## Exercise description:
All of the data below should be written out exactly.

[Stored data entries]
◇ ◇ ◇ ◇ ◇ ◇ ◇

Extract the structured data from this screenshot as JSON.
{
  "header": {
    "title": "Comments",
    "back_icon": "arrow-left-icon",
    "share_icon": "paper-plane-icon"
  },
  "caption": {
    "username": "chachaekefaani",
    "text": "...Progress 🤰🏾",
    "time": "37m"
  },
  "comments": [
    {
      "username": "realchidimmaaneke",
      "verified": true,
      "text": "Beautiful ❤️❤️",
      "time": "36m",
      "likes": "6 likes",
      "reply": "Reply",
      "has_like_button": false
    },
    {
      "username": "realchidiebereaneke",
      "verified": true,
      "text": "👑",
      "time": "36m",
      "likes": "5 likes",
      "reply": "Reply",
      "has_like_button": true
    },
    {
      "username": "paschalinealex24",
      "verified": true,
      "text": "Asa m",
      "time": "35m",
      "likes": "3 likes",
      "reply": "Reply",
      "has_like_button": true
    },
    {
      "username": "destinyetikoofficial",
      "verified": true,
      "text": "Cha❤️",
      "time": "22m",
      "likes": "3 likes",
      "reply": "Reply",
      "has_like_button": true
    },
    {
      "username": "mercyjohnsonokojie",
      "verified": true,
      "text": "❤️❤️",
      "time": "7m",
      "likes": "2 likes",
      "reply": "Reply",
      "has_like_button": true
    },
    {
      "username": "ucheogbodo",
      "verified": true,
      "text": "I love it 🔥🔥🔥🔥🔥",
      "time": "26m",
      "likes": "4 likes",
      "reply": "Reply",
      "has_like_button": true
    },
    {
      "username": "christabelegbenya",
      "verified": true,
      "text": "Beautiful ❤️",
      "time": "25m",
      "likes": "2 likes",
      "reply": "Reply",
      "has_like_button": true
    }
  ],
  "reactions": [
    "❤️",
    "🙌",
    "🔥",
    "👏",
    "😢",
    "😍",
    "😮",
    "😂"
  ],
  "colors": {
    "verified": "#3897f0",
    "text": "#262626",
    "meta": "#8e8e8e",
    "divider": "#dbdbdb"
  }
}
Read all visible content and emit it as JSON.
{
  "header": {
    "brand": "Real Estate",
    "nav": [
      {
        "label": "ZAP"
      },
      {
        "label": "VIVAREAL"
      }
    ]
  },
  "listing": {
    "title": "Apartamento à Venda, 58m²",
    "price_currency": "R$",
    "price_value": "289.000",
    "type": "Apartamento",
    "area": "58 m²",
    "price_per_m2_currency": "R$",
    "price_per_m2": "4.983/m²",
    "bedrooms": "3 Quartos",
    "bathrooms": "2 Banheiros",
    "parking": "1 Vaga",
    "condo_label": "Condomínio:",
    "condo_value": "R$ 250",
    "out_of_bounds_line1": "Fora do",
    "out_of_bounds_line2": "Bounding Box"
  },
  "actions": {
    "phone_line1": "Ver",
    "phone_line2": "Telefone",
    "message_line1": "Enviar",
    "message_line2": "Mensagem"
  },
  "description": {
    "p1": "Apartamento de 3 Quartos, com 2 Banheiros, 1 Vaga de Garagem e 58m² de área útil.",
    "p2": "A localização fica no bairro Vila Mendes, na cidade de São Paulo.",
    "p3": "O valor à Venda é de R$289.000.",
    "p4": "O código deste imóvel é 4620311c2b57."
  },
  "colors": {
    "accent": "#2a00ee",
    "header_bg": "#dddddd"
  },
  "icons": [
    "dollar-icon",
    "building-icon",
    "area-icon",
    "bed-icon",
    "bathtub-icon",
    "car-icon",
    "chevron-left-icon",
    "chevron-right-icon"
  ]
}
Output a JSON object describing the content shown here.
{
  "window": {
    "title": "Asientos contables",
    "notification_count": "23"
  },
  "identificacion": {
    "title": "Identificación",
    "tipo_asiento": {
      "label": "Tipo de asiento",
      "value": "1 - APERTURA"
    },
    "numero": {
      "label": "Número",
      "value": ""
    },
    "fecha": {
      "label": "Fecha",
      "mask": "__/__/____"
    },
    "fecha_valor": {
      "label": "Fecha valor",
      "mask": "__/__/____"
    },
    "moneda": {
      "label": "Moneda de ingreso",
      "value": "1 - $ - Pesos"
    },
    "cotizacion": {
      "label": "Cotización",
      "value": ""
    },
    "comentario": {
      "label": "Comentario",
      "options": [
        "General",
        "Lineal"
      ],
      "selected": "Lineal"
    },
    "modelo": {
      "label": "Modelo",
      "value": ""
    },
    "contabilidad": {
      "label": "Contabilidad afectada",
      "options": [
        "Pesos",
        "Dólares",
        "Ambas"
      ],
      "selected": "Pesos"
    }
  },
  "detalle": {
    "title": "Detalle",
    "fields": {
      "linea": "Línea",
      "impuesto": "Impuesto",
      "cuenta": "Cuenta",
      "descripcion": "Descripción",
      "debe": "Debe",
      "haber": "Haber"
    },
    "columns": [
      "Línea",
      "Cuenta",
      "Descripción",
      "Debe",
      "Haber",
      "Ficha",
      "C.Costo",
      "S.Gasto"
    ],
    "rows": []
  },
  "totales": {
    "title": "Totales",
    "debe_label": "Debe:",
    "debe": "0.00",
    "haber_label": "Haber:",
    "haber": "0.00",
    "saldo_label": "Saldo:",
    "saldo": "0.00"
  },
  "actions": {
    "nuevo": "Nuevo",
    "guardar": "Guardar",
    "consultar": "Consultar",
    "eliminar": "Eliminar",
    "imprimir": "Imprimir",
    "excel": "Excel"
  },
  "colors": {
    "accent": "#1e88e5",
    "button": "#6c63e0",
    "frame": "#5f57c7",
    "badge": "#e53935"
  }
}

◇ ◇ ◇ ◇ ◇ ◇ ◇

## Expected output:
Extract the structured data from this screenshot as JSON.
{
  "header": {
    "title": "Comments",
    "back_icon": "arrow-left-icon",
    "share_icon": "paper-plane-icon"
  },
  "caption": {
    "username": "chachaekefaani",
    "text": "...Progress 🤰🏾",
    "time": "37m"
  },
  "comments": [
    {
      "username": "realchidimmaaneke",
      "verified": true,
      "text": "Beautiful ❤️❤️",
      "time": "36m",
      "likes": "6 likes",
      "reply": "Reply",
      "has_like_button": false
    },
    {
      "username": "realchidiebereaneke",
      "verified": true,
      "text": "👑",
      "time": "36m",
      "likes": "5 likes",
      "reply": "Reply",
      "has_like_button": true
    },
    {
      "username": "paschalinealex24",
      "verified": true,
      "text": "Asa m",
      "time": "35m",
      "likes": "3 likes",
      "reply": "Reply",
      "has_like_button": true
    },
    {
      "username": "destinyetikoofficial",
      "verified": true,
      "text": "Cha❤️",
      "time": "22m",
      "likes": "3 likes",
      "reply": "Reply",
      "has_like_button": true
    },
    {
      "username": "mercyjohnsonokojie",
      "verified": true,
      "text": "❤️❤️",
      "time": "7m",
      "likes": "2 likes",
      "reply": "Reply",
      "has_like_button": true
    },
    {
      "username": "ucheogbodo",
      "verified": true,
      "text": "I love it 🔥🔥🔥🔥🔥",
      "time": "26m",
      "likes": "4 likes",
      "reply": "Reply",
      "has_like_button": true
    },
    {
      "username": "christabelegbenya",
      "verified": true,
      "text": "Beautiful ❤️",
      "time": "25m",
      "likes": "2 likes",
      "reply": "Reply",
      "has_like_button": true
    }
  ],
  "reactions": [
    "❤️",
    "🙌",
    "🔥",
    "👏",
    "😢",
    "😍",
    "😮",
    "😂"
  ],
  "colors": {
    "verified": "#3897f0",
    "text": "#262626",
    "meta": "#8e8e8e",
    "divider": "#dbdbdb"
  }
}
Read all visible content and emit it as JSON.
{
  "header": {
    "brand": "Real Estate",
    "nav": [
      {
        "label": "ZAP"
      },
      {
        "label": "VIVAREAL"
      }
    ]
  },
  "listing": {
    "title": "Apartamento à Venda, 58m²",
    "price_currency": "R$",
    "price_value": "289.000",
    "type": "Apartamento",
    "area": "58 m²",
    "price_per_m2_currency": "R$",
    "price_per_m2": "4.983/m²",
    "bedrooms": "3 Quartos",
    "bathrooms": "2 Banheiros",
    "parking": "1 Vaga",
    "condo_label": "Condomínio:",
    "condo_value": "R$ 250",
    "out_of_bounds_line1": "Fora do",
    "out_of_bounds_line2": "Bounding Box"
  },
  "actions": {
    "phone_line1": "Ver",
    "phone_line2": "Telefone",
    "message_line1": "Enviar",
    "message_line2": "Mensagem"
  },
  "description": {
    "p1": "Apartamento de 3 Quartos, com 2 Banheiros, 1 Vaga de Garagem e 58m² de área útil.",
    "p2": "A localização fica no bairro Vila Mendes, na cidade de São Paulo.",
    "p3": "O valor à Venda é de R$289.000.",
    "p4": "O código deste imóvel é 4620311c2b57."
  },
  "colors": {
    "accent": "#2a00ee",
    "header_bg": "#dddddd"
  },
  "icons": [
    "dollar-icon",
    "building-icon",
    "area-icon",
    "bed-icon",
    "bathtub-icon",
    "car-icon",
    "chevron-left-icon",
    "chevron-right-icon"
  ]
}
Output a JSON object describing the content shown here.
{
  "window": {
    "title": "Asientos contables",
    "notification_count": "23"
  },
  "identificacion": {
    "title": "Identificación",
    "tipo_asiento": {
      "label": "Tipo de asiento",
      "value": "1 - APERTURA"
    },
    "numero": {
      "label": "Número",
      "value": ""
    },
    "fecha": {
      "label": "Fecha",
      "mask": "__/__/____"
    },
    "fecha_valor": {
      "label": "Fecha valor",
      "mask": "__/__/____"
    },
    "moneda": {
      "label": "Moneda de ingreso",
      "value": "1 - $ - Pesos"
    },
    "cotizacion": {
      "label": "Cotización",
      "value": ""
    },
    "comentario": {
      "label": "Comentario",
      "options": [
        "General",
        "Lineal"
      ],
      "selected": "Lineal"
    },
    "modelo": {
      "label": "Modelo",
      "value": ""
    },
    "contabilidad": {
      "label": "Contabilidad afectada",
      "options": [
        "Pesos",
        "Dólares",
        "Ambas"
      ],
      "selected": "Pesos"
    }
  },
  "detalle": {
    "title": "Detalle",
    "fields": {
      "linea": "Línea",
      "impuesto": "Impuesto",
      "cuenta": "Cuenta",
      "descripcion": "Descripción",
      "debe": "Debe",
      "haber": "Haber"
    },
    "columns": [
      "Línea",
      "Cuenta",
      "Descripción",
      "Debe",
      "Haber",
      "Ficha",
      "C.Costo",
      "S.Gasto"
    ],
    "rows": []
  },
  "totales": {
    "title": "Totales",
    "debe_label": "Debe:",
    "debe": "0.00",
    "haber_label": "Haber:",
    "haber": "0.00",
    "saldo_label": "Saldo:",
    "saldo": "0.00"
  },
  "actions": {
    "nuevo": "Nuevo",
    "guardar": "Guardar",
    "consultar": "Consultar",
    "eliminar": "Eliminar",
    "imprimir": "Imprimir",
    "excel": "Excel"
  },
  "colors": {
    "accent": "#1e88e5",
    "button": "#6c63e0",
    "frame": "#5f57c7",
    "badge": "#e53935"
  }
}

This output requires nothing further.